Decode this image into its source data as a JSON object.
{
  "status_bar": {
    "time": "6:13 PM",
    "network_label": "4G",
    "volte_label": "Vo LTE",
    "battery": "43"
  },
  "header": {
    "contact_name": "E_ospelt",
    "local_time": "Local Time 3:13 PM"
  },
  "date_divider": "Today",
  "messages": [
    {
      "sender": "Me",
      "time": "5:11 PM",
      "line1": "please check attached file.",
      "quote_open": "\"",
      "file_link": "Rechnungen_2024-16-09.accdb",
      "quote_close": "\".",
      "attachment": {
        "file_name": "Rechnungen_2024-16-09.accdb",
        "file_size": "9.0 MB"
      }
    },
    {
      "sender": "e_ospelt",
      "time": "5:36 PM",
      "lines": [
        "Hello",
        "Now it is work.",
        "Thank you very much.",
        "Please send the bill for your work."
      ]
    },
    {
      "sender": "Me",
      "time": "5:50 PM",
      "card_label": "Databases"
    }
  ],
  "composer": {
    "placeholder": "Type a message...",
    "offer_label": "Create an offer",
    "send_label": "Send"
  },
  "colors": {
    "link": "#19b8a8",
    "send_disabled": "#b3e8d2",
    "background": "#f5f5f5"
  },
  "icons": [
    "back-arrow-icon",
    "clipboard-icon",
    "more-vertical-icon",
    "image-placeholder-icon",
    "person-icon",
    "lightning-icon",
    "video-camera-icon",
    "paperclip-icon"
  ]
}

..........

▸ WHAT THE TASK REQUIRES
Please restate the whole listing word for word.

▸ CORRECT OUTPUT
Decode this image into its source data as a JSON object.
{
  "status_bar": {
    "time": "6:13 PM",
    "network_label": "4G",
    "volte_label": "Vo LTE",
    "battery": "43"
  },
  "header": {
    "contact_name": "E_ospelt",
    "local_time": "Local Time 3:13 PM"
  },
  "date_divider": "Today",
  "messages": [
    {
      "sender": "Me",
      "time": "5:11 PM",
      "line1": "please check attached file.",
      "quote_open": "\"",
      "file_link": "Rechnungen_2024-16-09.accdb",
      "quote_close": "\".",
      "attachment": {
        "file_name": "Rechnungen_2024-16-09.accdb",
        "file_size": "9.0 MB"
      }
    },
    {
      "sender": "e_ospelt",
      "time": "5:36 PM",
      "lines": [
        "Hello",
        "Now it is work.",
        "Thank you very much.",
        "Please send the bill for your work."
      ]
    },
    {
      "sender": "Me",
      "time": "5:50 PM",
      "card_label": "Databases"
    }
  ],
  "composer": {
    "placeholder": "Type a message...",
    "offer_label": "Create an offer",
    "send_label": "Send"
  },
  "colors": {
    "link": "#19b8a8",
    "send_disabled": "#b3e8d2",
    "background": "#f5f5f5"
  },
  "icons": [
    "back-arrow-icon",
    "clipboard-icon",
    "more-vertical-icon",
    "image-placeholder-icon",
    "person-icon",
    "lightning-icon",
    "video-camera-icon",
    "paperclip-icon"
  ]
}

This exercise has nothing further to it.